§ Problem to work on:
Please report every line from the material that contains the word "assist".

§ Data for processing:
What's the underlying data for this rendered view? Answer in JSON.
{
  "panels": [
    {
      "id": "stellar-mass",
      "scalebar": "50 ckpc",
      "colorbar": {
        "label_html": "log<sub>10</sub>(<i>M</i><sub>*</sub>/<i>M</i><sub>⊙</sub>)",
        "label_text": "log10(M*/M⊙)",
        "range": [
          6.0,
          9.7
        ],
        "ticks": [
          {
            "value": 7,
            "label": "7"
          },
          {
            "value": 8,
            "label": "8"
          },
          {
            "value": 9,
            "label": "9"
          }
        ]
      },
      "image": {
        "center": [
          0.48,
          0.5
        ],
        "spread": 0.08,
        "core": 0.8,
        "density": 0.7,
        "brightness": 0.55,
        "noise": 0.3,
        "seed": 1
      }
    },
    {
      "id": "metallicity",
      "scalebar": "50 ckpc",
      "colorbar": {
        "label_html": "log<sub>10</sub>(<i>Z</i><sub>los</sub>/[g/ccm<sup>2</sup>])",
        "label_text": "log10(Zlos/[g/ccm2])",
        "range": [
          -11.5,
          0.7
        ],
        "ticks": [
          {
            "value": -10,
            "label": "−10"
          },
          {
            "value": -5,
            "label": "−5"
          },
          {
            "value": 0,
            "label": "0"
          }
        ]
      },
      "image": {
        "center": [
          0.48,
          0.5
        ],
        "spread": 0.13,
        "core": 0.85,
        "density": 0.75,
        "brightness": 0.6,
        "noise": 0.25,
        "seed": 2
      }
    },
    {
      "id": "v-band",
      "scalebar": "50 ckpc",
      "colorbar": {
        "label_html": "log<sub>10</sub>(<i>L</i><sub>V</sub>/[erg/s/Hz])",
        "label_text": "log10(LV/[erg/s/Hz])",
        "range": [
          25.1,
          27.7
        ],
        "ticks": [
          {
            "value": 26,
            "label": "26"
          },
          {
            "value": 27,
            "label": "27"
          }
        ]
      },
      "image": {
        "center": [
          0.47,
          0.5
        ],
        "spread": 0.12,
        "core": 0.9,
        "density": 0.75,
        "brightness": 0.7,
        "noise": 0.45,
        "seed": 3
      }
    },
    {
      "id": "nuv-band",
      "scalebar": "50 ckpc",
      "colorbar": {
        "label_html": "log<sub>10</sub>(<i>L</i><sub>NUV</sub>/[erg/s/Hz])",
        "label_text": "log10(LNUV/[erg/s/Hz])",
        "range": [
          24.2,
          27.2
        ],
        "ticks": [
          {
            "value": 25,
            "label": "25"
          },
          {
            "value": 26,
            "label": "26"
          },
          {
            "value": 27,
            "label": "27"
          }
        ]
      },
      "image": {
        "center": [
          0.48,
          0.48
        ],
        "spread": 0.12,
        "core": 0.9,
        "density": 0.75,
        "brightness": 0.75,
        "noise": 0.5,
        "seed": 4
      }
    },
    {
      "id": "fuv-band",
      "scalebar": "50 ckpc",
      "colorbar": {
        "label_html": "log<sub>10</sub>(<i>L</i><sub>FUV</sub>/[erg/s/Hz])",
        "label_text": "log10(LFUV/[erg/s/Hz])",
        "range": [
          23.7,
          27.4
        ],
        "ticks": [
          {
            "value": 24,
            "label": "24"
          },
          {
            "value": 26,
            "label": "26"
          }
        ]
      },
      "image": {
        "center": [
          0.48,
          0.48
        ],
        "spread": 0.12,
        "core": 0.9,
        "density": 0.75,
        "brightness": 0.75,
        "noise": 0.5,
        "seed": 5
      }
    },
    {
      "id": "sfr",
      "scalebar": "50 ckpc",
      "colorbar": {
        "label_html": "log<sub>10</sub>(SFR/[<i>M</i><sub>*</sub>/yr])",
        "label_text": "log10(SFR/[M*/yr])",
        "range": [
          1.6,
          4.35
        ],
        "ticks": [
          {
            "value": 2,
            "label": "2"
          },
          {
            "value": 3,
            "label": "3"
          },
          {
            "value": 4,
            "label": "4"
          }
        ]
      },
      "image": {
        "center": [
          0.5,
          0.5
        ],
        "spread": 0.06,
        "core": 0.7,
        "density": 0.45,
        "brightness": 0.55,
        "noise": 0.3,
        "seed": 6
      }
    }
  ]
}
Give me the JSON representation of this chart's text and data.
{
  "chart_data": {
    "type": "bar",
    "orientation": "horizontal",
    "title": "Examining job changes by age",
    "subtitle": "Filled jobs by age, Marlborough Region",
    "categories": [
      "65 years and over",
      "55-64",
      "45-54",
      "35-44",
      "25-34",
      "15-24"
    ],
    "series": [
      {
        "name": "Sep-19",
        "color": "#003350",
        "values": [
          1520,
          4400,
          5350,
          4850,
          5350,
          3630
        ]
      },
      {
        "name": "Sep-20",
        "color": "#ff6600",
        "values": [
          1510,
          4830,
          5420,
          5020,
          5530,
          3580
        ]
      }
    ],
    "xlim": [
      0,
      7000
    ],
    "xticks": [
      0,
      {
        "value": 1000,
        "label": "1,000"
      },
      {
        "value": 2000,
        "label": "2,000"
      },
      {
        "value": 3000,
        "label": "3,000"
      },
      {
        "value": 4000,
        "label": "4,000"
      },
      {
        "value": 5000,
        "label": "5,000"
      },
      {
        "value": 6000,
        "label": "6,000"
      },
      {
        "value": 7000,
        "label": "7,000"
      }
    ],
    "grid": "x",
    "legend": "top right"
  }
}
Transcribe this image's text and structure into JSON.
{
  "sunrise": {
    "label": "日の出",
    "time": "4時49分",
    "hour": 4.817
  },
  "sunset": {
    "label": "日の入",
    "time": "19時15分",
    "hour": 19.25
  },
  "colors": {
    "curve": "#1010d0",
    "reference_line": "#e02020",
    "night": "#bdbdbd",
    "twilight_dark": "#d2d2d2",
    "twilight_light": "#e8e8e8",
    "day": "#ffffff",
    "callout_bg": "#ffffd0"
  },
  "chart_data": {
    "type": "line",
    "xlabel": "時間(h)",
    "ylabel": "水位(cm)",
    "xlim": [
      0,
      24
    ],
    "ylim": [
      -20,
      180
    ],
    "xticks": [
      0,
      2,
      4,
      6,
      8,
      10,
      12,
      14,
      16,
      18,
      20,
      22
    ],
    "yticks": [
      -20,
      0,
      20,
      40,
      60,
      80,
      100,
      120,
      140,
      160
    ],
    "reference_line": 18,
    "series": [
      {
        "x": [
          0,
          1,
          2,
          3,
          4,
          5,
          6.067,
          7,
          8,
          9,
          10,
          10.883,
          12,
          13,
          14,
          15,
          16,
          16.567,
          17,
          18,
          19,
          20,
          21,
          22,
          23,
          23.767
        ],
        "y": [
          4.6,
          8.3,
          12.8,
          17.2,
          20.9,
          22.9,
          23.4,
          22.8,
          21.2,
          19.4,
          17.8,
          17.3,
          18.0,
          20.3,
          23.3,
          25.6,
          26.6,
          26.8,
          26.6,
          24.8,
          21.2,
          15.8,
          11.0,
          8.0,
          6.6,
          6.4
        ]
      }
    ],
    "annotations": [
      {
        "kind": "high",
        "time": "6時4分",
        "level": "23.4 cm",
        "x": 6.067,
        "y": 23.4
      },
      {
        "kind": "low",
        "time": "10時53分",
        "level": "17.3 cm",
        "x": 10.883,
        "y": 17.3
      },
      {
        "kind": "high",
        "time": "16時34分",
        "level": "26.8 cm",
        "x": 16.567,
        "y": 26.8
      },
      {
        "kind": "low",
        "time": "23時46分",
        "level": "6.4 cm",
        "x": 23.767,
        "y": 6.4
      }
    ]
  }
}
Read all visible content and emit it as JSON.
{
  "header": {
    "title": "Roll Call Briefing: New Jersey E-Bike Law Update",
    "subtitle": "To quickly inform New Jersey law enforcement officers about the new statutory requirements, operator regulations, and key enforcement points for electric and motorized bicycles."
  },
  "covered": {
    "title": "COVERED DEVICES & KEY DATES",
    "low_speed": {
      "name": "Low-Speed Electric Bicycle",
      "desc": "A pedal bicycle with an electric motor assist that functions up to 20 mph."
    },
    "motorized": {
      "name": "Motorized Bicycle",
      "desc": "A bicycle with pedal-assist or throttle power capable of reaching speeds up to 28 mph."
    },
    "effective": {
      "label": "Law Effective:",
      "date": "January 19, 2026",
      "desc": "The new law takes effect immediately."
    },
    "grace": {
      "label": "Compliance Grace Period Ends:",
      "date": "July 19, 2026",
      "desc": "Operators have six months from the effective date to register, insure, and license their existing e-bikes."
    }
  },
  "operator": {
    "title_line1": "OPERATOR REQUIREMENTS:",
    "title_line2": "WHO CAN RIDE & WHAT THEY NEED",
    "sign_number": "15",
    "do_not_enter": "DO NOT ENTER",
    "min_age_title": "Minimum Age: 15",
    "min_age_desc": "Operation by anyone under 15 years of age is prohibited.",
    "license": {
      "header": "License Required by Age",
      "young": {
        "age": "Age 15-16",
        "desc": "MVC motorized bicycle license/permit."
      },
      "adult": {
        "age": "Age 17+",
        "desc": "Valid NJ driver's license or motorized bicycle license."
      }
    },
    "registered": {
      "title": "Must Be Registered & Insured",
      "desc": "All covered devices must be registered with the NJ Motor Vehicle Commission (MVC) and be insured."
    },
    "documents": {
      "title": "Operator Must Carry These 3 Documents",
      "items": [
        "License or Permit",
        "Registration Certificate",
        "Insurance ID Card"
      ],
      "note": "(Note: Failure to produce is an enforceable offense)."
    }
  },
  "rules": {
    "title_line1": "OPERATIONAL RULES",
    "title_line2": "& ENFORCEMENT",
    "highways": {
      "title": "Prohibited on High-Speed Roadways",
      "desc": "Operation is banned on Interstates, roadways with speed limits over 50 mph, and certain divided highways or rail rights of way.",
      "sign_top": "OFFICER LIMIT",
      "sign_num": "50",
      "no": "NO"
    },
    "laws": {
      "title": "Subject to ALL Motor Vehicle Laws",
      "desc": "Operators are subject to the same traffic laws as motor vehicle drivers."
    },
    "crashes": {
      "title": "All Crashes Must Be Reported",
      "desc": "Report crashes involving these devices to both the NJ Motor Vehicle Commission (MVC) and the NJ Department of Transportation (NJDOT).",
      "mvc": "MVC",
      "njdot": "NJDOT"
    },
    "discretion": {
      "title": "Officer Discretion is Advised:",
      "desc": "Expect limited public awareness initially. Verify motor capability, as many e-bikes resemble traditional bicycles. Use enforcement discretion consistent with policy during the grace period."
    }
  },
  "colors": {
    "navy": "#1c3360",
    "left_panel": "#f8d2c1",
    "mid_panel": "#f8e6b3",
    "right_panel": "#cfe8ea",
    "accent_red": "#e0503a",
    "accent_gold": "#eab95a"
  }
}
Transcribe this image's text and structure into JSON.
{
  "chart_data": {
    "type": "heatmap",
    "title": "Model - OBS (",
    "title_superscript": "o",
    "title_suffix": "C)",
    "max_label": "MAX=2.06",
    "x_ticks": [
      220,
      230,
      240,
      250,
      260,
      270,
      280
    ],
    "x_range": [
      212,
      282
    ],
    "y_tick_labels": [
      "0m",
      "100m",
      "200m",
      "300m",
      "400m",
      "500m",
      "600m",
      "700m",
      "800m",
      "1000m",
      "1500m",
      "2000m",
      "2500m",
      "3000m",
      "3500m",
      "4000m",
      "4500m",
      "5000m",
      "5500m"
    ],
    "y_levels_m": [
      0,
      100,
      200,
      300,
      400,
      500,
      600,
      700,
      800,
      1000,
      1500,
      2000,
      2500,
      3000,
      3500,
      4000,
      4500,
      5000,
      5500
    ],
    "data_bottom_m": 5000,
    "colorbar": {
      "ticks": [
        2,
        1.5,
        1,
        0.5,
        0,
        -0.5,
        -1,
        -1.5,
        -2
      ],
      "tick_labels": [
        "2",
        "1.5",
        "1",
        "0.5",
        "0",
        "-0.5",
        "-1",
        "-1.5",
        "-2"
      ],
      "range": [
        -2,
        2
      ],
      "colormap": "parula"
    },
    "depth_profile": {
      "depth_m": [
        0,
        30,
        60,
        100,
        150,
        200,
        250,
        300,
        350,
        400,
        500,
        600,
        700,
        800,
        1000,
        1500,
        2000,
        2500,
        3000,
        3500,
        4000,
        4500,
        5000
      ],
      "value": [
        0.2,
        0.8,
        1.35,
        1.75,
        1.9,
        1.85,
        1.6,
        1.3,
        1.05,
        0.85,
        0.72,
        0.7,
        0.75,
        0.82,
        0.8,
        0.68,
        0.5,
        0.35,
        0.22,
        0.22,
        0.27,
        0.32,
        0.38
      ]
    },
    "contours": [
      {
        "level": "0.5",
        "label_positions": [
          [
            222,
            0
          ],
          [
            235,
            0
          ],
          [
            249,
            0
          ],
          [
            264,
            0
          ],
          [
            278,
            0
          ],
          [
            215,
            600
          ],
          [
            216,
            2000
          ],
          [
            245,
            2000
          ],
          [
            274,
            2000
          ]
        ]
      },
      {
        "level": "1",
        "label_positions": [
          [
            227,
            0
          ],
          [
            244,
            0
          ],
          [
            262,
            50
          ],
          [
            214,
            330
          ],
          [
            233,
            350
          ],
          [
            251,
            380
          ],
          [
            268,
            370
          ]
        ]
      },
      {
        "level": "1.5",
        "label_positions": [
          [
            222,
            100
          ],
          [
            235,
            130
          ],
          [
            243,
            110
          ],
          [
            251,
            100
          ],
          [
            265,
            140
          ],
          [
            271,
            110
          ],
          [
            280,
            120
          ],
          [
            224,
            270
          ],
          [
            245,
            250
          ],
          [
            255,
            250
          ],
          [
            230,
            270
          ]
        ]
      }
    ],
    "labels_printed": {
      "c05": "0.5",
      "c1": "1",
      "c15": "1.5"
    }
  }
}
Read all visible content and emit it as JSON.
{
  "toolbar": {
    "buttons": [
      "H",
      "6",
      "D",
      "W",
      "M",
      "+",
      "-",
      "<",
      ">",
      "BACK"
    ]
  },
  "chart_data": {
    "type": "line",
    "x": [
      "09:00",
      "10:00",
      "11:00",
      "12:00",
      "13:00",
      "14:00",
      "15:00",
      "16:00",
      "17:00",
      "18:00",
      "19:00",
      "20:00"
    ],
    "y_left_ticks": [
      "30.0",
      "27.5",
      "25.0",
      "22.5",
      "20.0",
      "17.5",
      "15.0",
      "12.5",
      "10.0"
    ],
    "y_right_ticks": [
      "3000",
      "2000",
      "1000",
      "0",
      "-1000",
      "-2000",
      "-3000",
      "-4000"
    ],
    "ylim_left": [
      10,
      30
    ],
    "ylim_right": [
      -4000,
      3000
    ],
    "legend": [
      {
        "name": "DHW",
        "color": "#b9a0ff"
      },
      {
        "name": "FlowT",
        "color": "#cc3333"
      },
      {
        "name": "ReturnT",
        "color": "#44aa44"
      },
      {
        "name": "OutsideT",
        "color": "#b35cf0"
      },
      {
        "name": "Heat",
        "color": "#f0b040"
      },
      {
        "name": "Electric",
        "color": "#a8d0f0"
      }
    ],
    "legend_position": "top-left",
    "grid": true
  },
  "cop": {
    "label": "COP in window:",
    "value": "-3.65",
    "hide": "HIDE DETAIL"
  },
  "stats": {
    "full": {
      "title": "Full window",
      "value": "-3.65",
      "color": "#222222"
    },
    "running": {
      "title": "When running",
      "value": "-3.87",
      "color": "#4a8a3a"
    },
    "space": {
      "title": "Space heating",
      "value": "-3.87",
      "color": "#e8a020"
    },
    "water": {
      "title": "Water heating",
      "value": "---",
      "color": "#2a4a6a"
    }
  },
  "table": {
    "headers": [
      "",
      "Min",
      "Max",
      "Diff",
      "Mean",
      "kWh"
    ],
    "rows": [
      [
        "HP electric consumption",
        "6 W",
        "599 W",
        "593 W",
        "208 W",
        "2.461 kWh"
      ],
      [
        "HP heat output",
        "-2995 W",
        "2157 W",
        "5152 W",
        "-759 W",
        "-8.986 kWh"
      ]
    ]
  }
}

§ Reply:
      "desc": "A pedal bicycle with an electric motor assist that functions up to 20 mph."
      "desc": "A bicycle with pedal-assist or throttle power capable of reaching speeds up to 28 mph."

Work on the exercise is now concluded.